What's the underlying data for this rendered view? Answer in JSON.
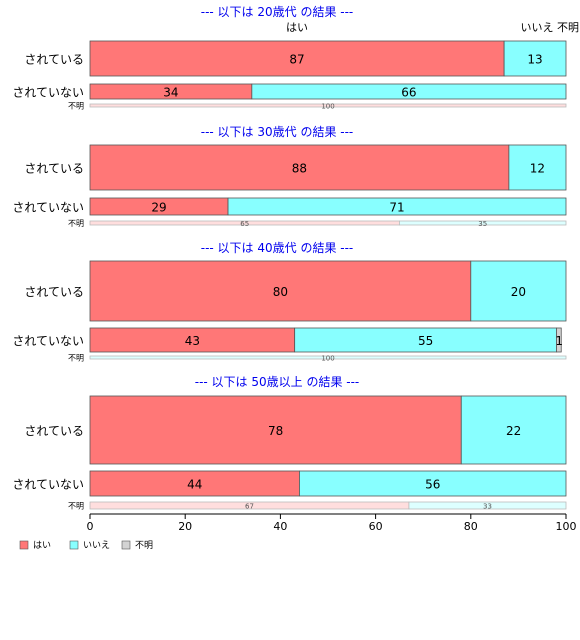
{
  "chart_data": {
    "type": "bar",
    "orientation": "horizontal",
    "stacked": true,
    "xlim": [
      0,
      100
    ],
    "xticks": [
      0,
      20,
      40,
      60,
      80,
      100
    ],
    "series_names": [
      "はい",
      "いいえ",
      "不明"
    ],
    "colors": {
      "yes": "#ff7777",
      "no": "#88ffff",
      "unknown": "#d3d3d3",
      "yes_light": "#ffdede",
      "no_light": "#ddffff",
      "title": "#0000ee"
    },
    "header_labels": [
      "はい",
      "いいえ",
      "不明"
    ],
    "legend": {
      "position": "bottom-left",
      "items": [
        "はい",
        "いいえ",
        "不明"
      ]
    },
    "panels": [
      {
        "title": "--- 以下は 20歳代 の結果 ---",
        "rows": [
          {
            "label": "されている",
            "values": [
              87,
              13,
              0
            ]
          },
          {
            "label": "されていない",
            "values": [
              34,
              66,
              0
            ]
          },
          {
            "label": "不明",
            "values": [
              100,
              0,
              0
            ]
          }
        ]
      },
      {
        "title": "--- 以下は 30歳代 の結果 ---",
        "rows": [
          {
            "label": "されている",
            "values": [
              88,
              12,
              0
            ]
          },
          {
            "label": "されていない",
            "values": [
              29,
              71,
              0
            ]
          },
          {
            "label": "不明",
            "values": [
              65,
              35,
              0
            ]
          }
        ]
      },
      {
        "title": "--- 以下は 40歳代 の結果 ---",
        "rows": [
          {
            "label": "されている",
            "values": [
              80,
              20,
              0
            ]
          },
          {
            "label": "されていない",
            "values": [
              43,
              55,
              1
            ]
          },
          {
            "label": "不明",
            "values": [
              0,
              100,
              0
            ]
          }
        ]
      },
      {
        "title": "--- 以下は 50歳以上 の結果 ---",
        "rows": [
          {
            "label": "されている",
            "values": [
              78,
              22,
              0
            ]
          },
          {
            "label": "されていない",
            "values": [
              44,
              56,
              0
            ]
          },
          {
            "label": "不明",
            "values": [
              67,
              33,
              0
            ]
          }
        ]
      }
    ]
  }
}
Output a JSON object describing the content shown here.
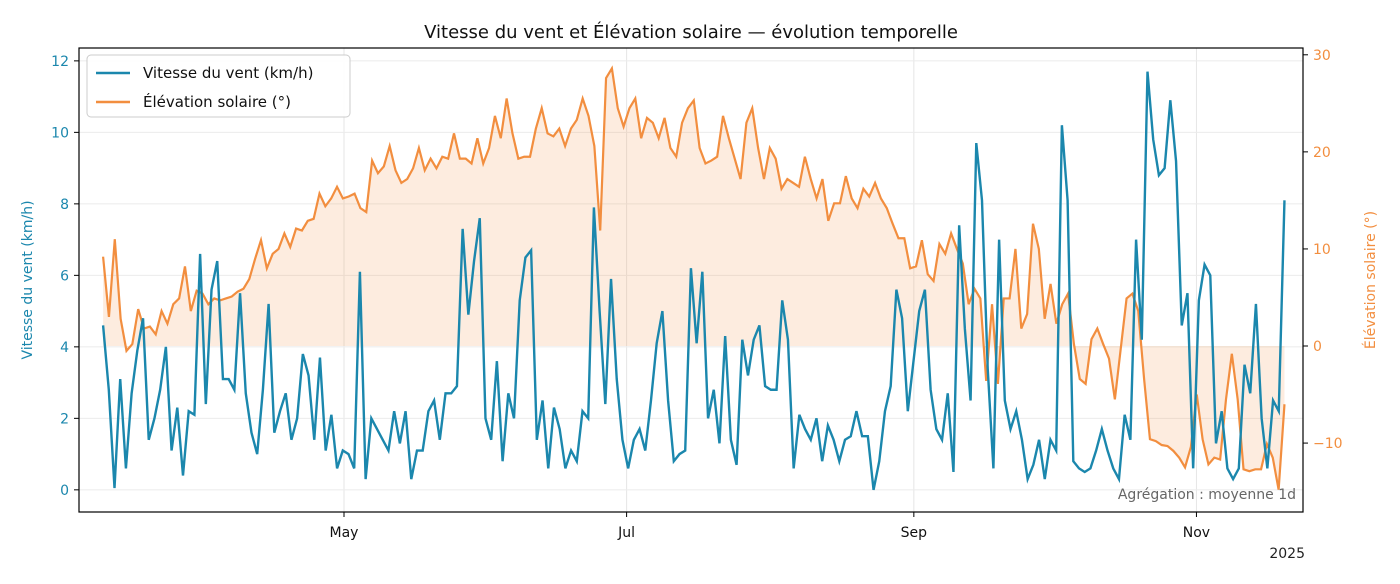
{
  "chart_data": {
    "type": "line",
    "title": "Vitesse du vent et Élévation solaire — évolution temporelle",
    "xlabel": "",
    "year_label": "2025",
    "x_start": "2025-03-10",
    "x_end": "2025-11-20",
    "x_start_doy": 69,
    "x_end_doy": 324,
    "xlim_doy": [
      63.8,
      328
    ],
    "x_ticks": [
      {
        "label": "May",
        "doy": 121
      },
      {
        "label": "Jul",
        "doy": 182
      },
      {
        "label": "Sep",
        "doy": 244
      },
      {
        "label": "Nov",
        "doy": 305
      }
    ],
    "left_axis": {
      "label": "Vitesse du vent (km/h)",
      "ylim": [
        -0.62,
        12.36
      ],
      "ticks": [
        "0",
        "2",
        "4",
        "6",
        "8",
        "10",
        "12"
      ],
      "color": "#1b87ad"
    },
    "right_axis": {
      "label": "Élévation solaire (°)",
      "ylim": [
        -17.1,
        30.7
      ],
      "ticks": [
        "−10",
        "0",
        "10",
        "20",
        "30"
      ],
      "tick_values": [
        -10,
        0,
        10,
        20,
        30
      ],
      "color": "#f28e3f"
    },
    "legend": {
      "placement": "top-left",
      "entries": [
        "Vitesse du vent (km/h)",
        "Élévation solaire (°)"
      ]
    },
    "annotation": "Agrégation : moyenne 1d",
    "grid": true,
    "series": [
      {
        "name": "Vitesse du vent (km/h)",
        "axis": "left",
        "color": "#1b87ad",
        "values": [
          4.6,
          2.8,
          0.05,
          3.1,
          0.6,
          2.7,
          3.9,
          4.8,
          1.4,
          2,
          2.8,
          4,
          1.1,
          2.3,
          0.4,
          2.2,
          2.1,
          6.6,
          2.4,
          5.6,
          6.4,
          3.1,
          3.1,
          2.8,
          5.5,
          2.7,
          1.6,
          1,
          2.8,
          5.2,
          1.6,
          2.2,
          2.7,
          1.4,
          2,
          3.8,
          3.2,
          1.4,
          3.7,
          1.1,
          2.1,
          0.6,
          1.1,
          1,
          0.6,
          6.1,
          0.3,
          2,
          1.7,
          1.4,
          1.1,
          2.2,
          1.3,
          2.2,
          0.3,
          1.1,
          1.1,
          2.2,
          2.5,
          1.4,
          2.7,
          2.7,
          2.9,
          7.3,
          4.9,
          6.4,
          7.6,
          2,
          1.4,
          3.6,
          0.8,
          2.7,
          2,
          5.3,
          6.5,
          6.7,
          1.4,
          2.5,
          0.6,
          2.3,
          1.7,
          0.6,
          1.1,
          0.8,
          2.2,
          2,
          7.9,
          5,
          2.4,
          5.9,
          3.1,
          1.4,
          0.6,
          1.4,
          1.7,
          1.1,
          2.5,
          4.1,
          5,
          2.5,
          0.8,
          1,
          1.1,
          6.2,
          4.1,
          6.1,
          2,
          2.8,
          1.3,
          4.3,
          1.4,
          0.7,
          4.2,
          3.2,
          4.2,
          4.6,
          2.9,
          2.8,
          2.8,
          5.3,
          4.2,
          0.6,
          2.1,
          1.7,
          1.4,
          2,
          0.8,
          1.8,
          1.4,
          0.8,
          1.4,
          1.5,
          2.2,
          1.5,
          1.5,
          0,
          0.8,
          2.2,
          2.9,
          5.6,
          4.8,
          2.2,
          3.6,
          5,
          5.6,
          2.8,
          1.7,
          1.4,
          2.7,
          0.5,
          7.4,
          4.5,
          2.5,
          9.7,
          8.1,
          3.4,
          0.6,
          7,
          2.5,
          1.7,
          2.2,
          1.4,
          0.3,
          0.7,
          1.4,
          0.3,
          1.4,
          1.1,
          10.2,
          8.1,
          0.8,
          0.6,
          0.5,
          0.6,
          1.1,
          1.7,
          1.1,
          0.6,
          0.3,
          2.1,
          1.4,
          7,
          4.2,
          11.7,
          9.8,
          8.8,
          9,
          10.9,
          9.2,
          4.6,
          5.5,
          0.6,
          5.3,
          6.3,
          6,
          1.3,
          2.2,
          0.6,
          0.3,
          0.6,
          3.5,
          2.7,
          5.2,
          2,
          0.6,
          2.5,
          2.2,
          8.1
        ]
      },
      {
        "name": "Élévation solaire (°)",
        "axis": "right",
        "color": "#f28e3f",
        "fill": true,
        "values": [
          9.2,
          3,
          11,
          2.8,
          -0.5,
          0.2,
          3.8,
          1.8,
          2,
          1.2,
          3.6,
          2.3,
          4.3,
          4.9,
          8.2,
          3.6,
          5.7,
          5.4,
          4.3,
          4.9,
          4.7,
          4.9,
          5.1,
          5.6,
          5.9,
          6.9,
          9,
          10.9,
          8,
          9.5,
          10,
          11.6,
          10.2,
          12.1,
          11.9,
          12.9,
          13.1,
          15.7,
          14.4,
          15.2,
          16.4,
          15.2,
          15.4,
          15.7,
          14.2,
          13.8,
          19.1,
          17.8,
          18.5,
          20.6,
          18.1,
          16.8,
          17.2,
          18.3,
          20.4,
          18.1,
          19.3,
          18.3,
          19.5,
          19.3,
          21.9,
          19.3,
          19.3,
          18.8,
          21.4,
          18.8,
          20.4,
          23.7,
          21.4,
          25.5,
          21.9,
          19.3,
          19.5,
          19.5,
          22.4,
          24.5,
          21.9,
          21.6,
          22.4,
          20.6,
          22.4,
          23.3,
          25.5,
          23.7,
          20.6,
          11.9,
          27.6,
          28.6,
          24.5,
          22.6,
          24.5,
          25.5,
          21.4,
          23.5,
          23,
          21.4,
          23.5,
          20.4,
          19.5,
          23,
          24.5,
          25.3,
          20.4,
          18.8,
          19.1,
          19.5,
          23.7,
          21.4,
          19.3,
          17.2,
          23,
          24.5,
          20.4,
          17.2,
          20.4,
          19.3,
          16.2,
          17.2,
          16.8,
          16.4,
          19.5,
          17.2,
          15.2,
          17.2,
          12.9,
          14.7,
          14.7,
          17.5,
          15.2,
          14.2,
          16.2,
          15.4,
          16.8,
          15.2,
          14.2,
          12.6,
          11.1,
          11.1,
          8,
          8.2,
          10.9,
          7.4,
          6.7,
          10.5,
          9.5,
          11.6,
          10,
          8.5,
          4.3,
          5.9,
          4.9,
          -3.6,
          4.3,
          -3.9,
          4.9,
          4.9,
          10,
          1.8,
          3.3,
          12.6,
          10,
          2.8,
          6.4,
          2.3,
          4.3,
          5.4,
          0.2,
          -3.4,
          -3.9,
          0.7,
          1.8,
          0.2,
          -1.3,
          -5.5,
          -0.3,
          4.9,
          5.4,
          3.6,
          -3.4,
          -9.6,
          -9.8,
          -10.2,
          -10.3,
          -10.8,
          -11.5,
          -12.5,
          -10.4,
          -5,
          -9.6,
          -12.2,
          -11.5,
          -11.7,
          -5.5,
          -0.8,
          -5.5,
          -12.7,
          -12.9,
          -12.7,
          -12.7,
          -10.1,
          -11.5,
          -14.8,
          -6
        ]
      }
    ]
  }
}
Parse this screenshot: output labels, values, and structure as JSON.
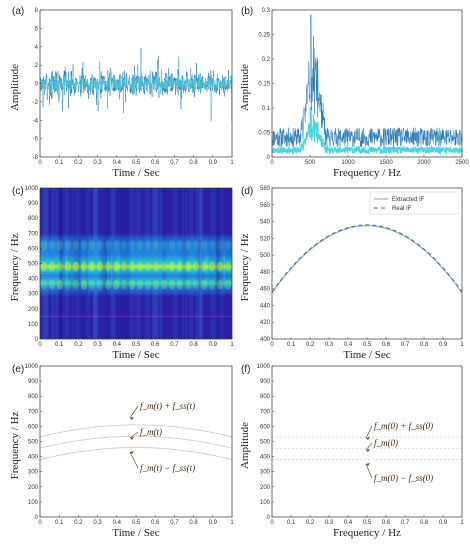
{
  "chart_data": [
    {
      "id": "a",
      "type": "line",
      "panel_label": "(a)",
      "xlabel": "Time / Sec",
      "ylabel": "Amplitude",
      "xlim": [
        0,
        1
      ],
      "ylim": [
        -8,
        8
      ],
      "xticks": [
        "0",
        "0.1",
        "0.2",
        "0.3",
        "0.4",
        "0.5",
        "0.6",
        "0.7",
        "0.8",
        "0.9",
        "1"
      ],
      "yticks": [
        "-8",
        "-6",
        "-4",
        "-2",
        "0",
        "2",
        "4",
        "6",
        "8"
      ],
      "signal": {
        "mean": 0,
        "core_spread": 2,
        "peak_spread": 5.5
      },
      "colors": [
        "#1f77b4",
        "#48d6e0"
      ]
    },
    {
      "id": "b",
      "type": "line",
      "panel_label": "(b)",
      "xlabel": "Frequency / Hz",
      "ylabel": "Amplitude",
      "xlim": [
        0,
        2500
      ],
      "ylim": [
        0,
        0.3
      ],
      "xticks": [
        "0",
        "500",
        "1000",
        "1500",
        "2000",
        "2500"
      ],
      "yticks": [
        "0",
        "0.05",
        "0.1",
        "0.15",
        "0.2",
        "0.25",
        "0.3"
      ],
      "spectrum": {
        "peak_frequency": 510,
        "peak_amplitude": 0.29,
        "band": [
          380,
          700
        ],
        "noise_level": 0.04
      },
      "colors": [
        "#1f77b4",
        "#48d6e0"
      ]
    },
    {
      "id": "c",
      "type": "heatmap",
      "panel_label": "(c)",
      "xlabel": "Time / Sec",
      "ylabel": "Frequency / Hz",
      "xlim": [
        0,
        1
      ],
      "ylim": [
        0,
        1000
      ],
      "xticks": [
        "0",
        "0.1",
        "0.2",
        "0.3",
        "0.4",
        "0.5",
        "0.6",
        "0.7",
        "0.8",
        "0.9",
        "1"
      ],
      "yticks": [
        "0",
        "100",
        "200",
        "300",
        "400",
        "500",
        "600",
        "700",
        "800",
        "900",
        "1000"
      ],
      "ridges": [
        {
          "frequency": 480,
          "strength": "high"
        },
        {
          "frequency": 360,
          "strength": "medium"
        },
        {
          "frequency": 620,
          "strength": "low"
        }
      ],
      "colormap": [
        "#2b1fa8",
        "#1e7fe0",
        "#2ad7c9",
        "#bff23c"
      ]
    },
    {
      "id": "d",
      "type": "line",
      "panel_label": "(d)",
      "xlabel": "Time / Sec",
      "ylabel": "Frequency / Hz",
      "xlim": [
        0,
        1
      ],
      "ylim": [
        400,
        580
      ],
      "xticks": [
        "0",
        "0.1",
        "0.2",
        "0.3",
        "0.4",
        "0.5",
        "0.6",
        "0.7",
        "0.8",
        "0.9",
        "1"
      ],
      "yticks": [
        "400",
        "420",
        "440",
        "460",
        "480",
        "500",
        "520",
        "540",
        "560",
        "580"
      ],
      "x": [
        0,
        0.1,
        0.2,
        0.3,
        0.4,
        0.5,
        0.6,
        0.7,
        0.8,
        0.9,
        1
      ],
      "series": [
        {
          "name": "Extracted IF",
          "color": "#6fa8dc",
          "dash": "",
          "values": [
            455,
            485,
            508,
            523,
            532,
            535,
            532,
            523,
            508,
            485,
            455
          ]
        },
        {
          "name": "Real IF",
          "color": "#666666",
          "dash": "4,3",
          "values": [
            456,
            486,
            509,
            524,
            533,
            536,
            533,
            524,
            509,
            486,
            456
          ]
        }
      ],
      "legend_position": "top-right"
    },
    {
      "id": "e",
      "type": "line",
      "panel_label": "(e)",
      "xlabel": "Time / Sec",
      "ylabel": "Frequency / Hz",
      "xlim": [
        0,
        1
      ],
      "ylim": [
        0,
        1000
      ],
      "xticks": [
        "0",
        "0.1",
        "0.2",
        "0.3",
        "0.4",
        "0.5",
        "0.6",
        "0.7",
        "0.8",
        "0.9",
        "1"
      ],
      "yticks": [
        "0",
        "100",
        "200",
        "300",
        "400",
        "500",
        "600",
        "700",
        "800",
        "900",
        "1000"
      ],
      "curves": [
        {
          "offset": 75,
          "amplitude": 80
        },
        {
          "offset": 0,
          "amplitude": 80
        },
        {
          "offset": -75,
          "amplitude": 80
        }
      ],
      "annotations": [
        "f_m(t) + f_ss(t)",
        "f_m(t)",
        "f_m(t) − f_ss(t)"
      ]
    },
    {
      "id": "f",
      "type": "line",
      "panel_label": "(f)",
      "xlabel": "Frequency / Hz",
      "ylabel": "Amplitude",
      "xlim": [
        0,
        1
      ],
      "ylim": [
        0,
        1000
      ],
      "xticks": [
        "0",
        "0.1",
        "0.2",
        "0.3",
        "0.4",
        "0.5",
        "0.6",
        "0.7",
        "0.8",
        "0.9",
        "1"
      ],
      "yticks": [
        "0",
        "100",
        "200",
        "300",
        "400",
        "500",
        "600",
        "700",
        "800",
        "900",
        "1000"
      ],
      "levels": [
        455,
        530,
        380
      ],
      "annotations": [
        "f_m(0) + f_ss(0)",
        "f_m(0)",
        "f_m(0) − f_ss(0)"
      ]
    }
  ]
}
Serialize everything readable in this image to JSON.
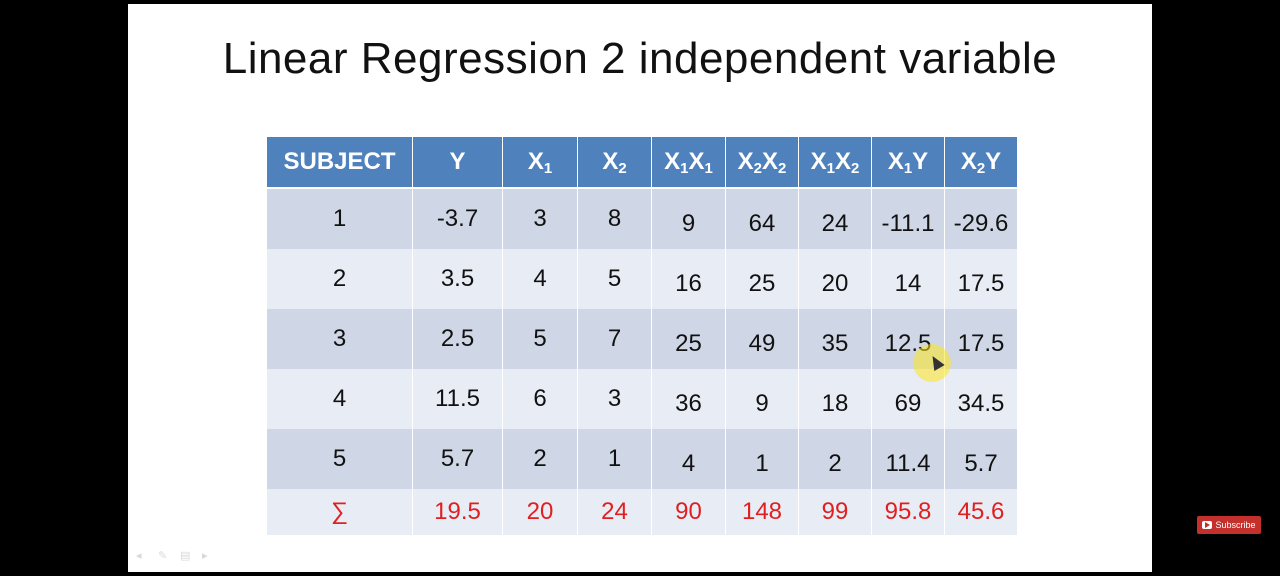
{
  "slide": {
    "title": "Linear Regression 2 independent variable"
  },
  "table": {
    "headers": [
      {
        "main": "SUBJECT"
      },
      {
        "main": "Y"
      },
      {
        "main": "X",
        "sub": "1"
      },
      {
        "main": "X",
        "sub": "2"
      },
      {
        "parts": [
          "X",
          "1",
          "X",
          "1"
        ]
      },
      {
        "parts": [
          "X",
          "2",
          "X",
          "2"
        ]
      },
      {
        "parts": [
          "X",
          "1",
          "X",
          "2"
        ]
      },
      {
        "parts": [
          "X",
          "1",
          "Y",
          ""
        ]
      },
      {
        "parts": [
          "X",
          "2",
          "Y",
          ""
        ]
      }
    ],
    "rows": [
      [
        "1",
        "-3.7",
        "3",
        "8",
        "9",
        "64",
        "24",
        "-11.1",
        "-29.6"
      ],
      [
        "2",
        "3.5",
        "4",
        "5",
        "16",
        "25",
        "20",
        "14",
        "17.5"
      ],
      [
        "3",
        "2.5",
        "5",
        "7",
        "25",
        "49",
        "35",
        "12.5",
        "17.5"
      ],
      [
        "4",
        "11.5",
        "6",
        "3",
        "36",
        "9",
        "18",
        "69",
        "34.5"
      ],
      [
        "5",
        "5.7",
        "2",
        "1",
        "4",
        "1",
        "2",
        "11.4",
        "5.7"
      ]
    ],
    "sum_row": [
      "∑",
      "19.5",
      "20",
      "24",
      "90",
      "148",
      "99",
      "95.8",
      "45.6"
    ]
  },
  "overlay": {
    "subscribe_label": "Subscribe"
  },
  "colors": {
    "header_bg": "#4f81bd",
    "row_odd": "#cfd7e6",
    "row_even": "#e8ecf4",
    "sum_text": "#e02020"
  },
  "icons": {
    "subscribe": "youtube-play-icon",
    "cursor": "mouse-pointer-highlight-icon"
  }
}
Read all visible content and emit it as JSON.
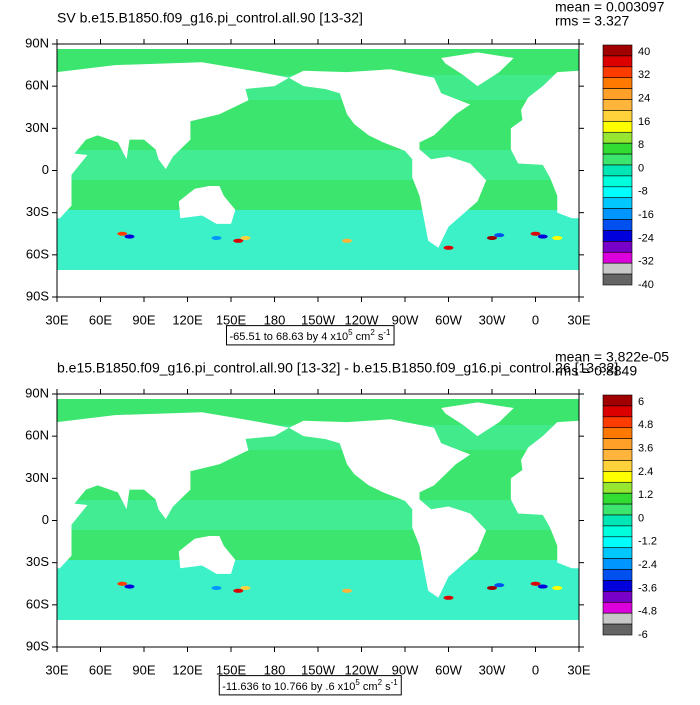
{
  "panels": [
    {
      "title": "SV b.e15.B1850.f09_g16.pi_control.all.90 [13-32]",
      "mean": "mean = 0.003097",
      "rms": "rms = 3.327",
      "yticks": [
        "90N",
        "60N",
        "30N",
        "0",
        "30S",
        "60S",
        "90S"
      ],
      "xticks": [
        "30E",
        "60E",
        "90E",
        "120E",
        "150E",
        "180",
        "150W",
        "120W",
        "90W",
        "60W",
        "30W",
        "0",
        "30E"
      ],
      "colorbar_labels": [
        "40",
        "32",
        "24",
        "16",
        "8",
        "0",
        "-8",
        "-16",
        "-24",
        "-32",
        "-40"
      ],
      "range": {
        "text": "-65.51 to 68.63 by 4 x10",
        "exp1": "5",
        "unit": " cm",
        "exp2": "2",
        "tail": " s",
        "exp3": "-1"
      }
    },
    {
      "title": "b.e15.B1850.f09_g16.pi_control.all.90 [13-32] - b.e15.B1850.f09_g16.pi_control.26 [13-32]",
      "mean": "mean = 3.822e-05",
      "rms": "rms = 0.8849",
      "yticks": [
        "90N",
        "60N",
        "30N",
        "0",
        "30S",
        "60S",
        "90S"
      ],
      "xticks": [
        "30E",
        "60E",
        "90E",
        "120E",
        "150E",
        "180",
        "150W",
        "120W",
        "90W",
        "60W",
        "30W",
        "0",
        "30E"
      ],
      "colorbar_labels": [
        "6",
        "4.8",
        "3.6",
        "2.4",
        "1.2",
        "0",
        "-1.2",
        "-2.4",
        "-3.6",
        "-4.8",
        "-6"
      ],
      "range": {
        "text": "-11.636 to 10.766 by .6 x10",
        "exp1": "5",
        "unit": " cm",
        "exp2": "2",
        "tail": " s",
        "exp3": "-1"
      }
    }
  ],
  "colorbar_colors": [
    "#a00000",
    "#dc0000",
    "#ff3c00",
    "#ff7800",
    "#ffa028",
    "#ffb43c",
    "#ffd23c",
    "#ffff00",
    "#96e632",
    "#32dc32",
    "#3ce66e",
    "#00e6b4",
    "#00ffdc",
    "#00ffff",
    "#00c8ff",
    "#0096ff",
    "#0050f0",
    "#0000dc",
    "#7800c8",
    "#dc00dc",
    "#c8c8c8",
    "#646464"
  ]
}
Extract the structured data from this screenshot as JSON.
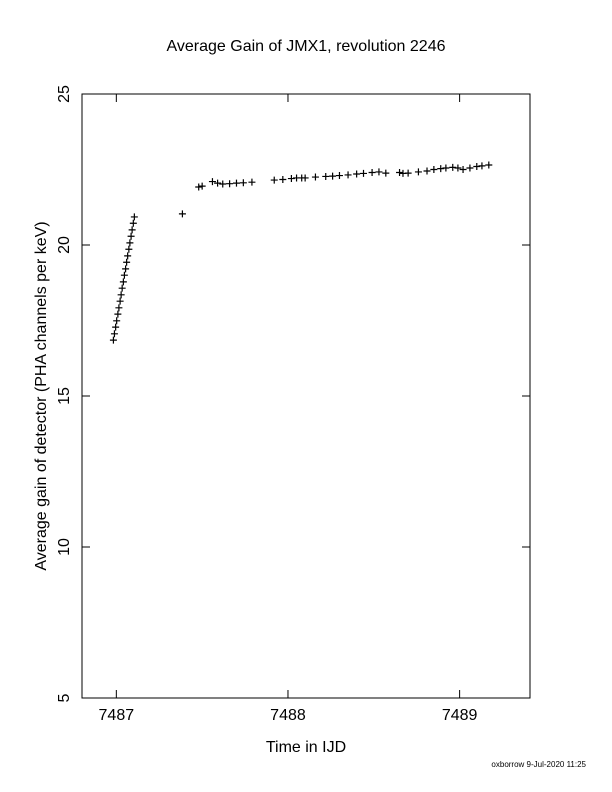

▶ Goal of the exercise
Gather from the entries above all lines that include the string "mean".

▶ Solution to this task
        "mean": 0,
      "mean": "mean = 0.003097",
      "mean": "mean = 3.822e-05",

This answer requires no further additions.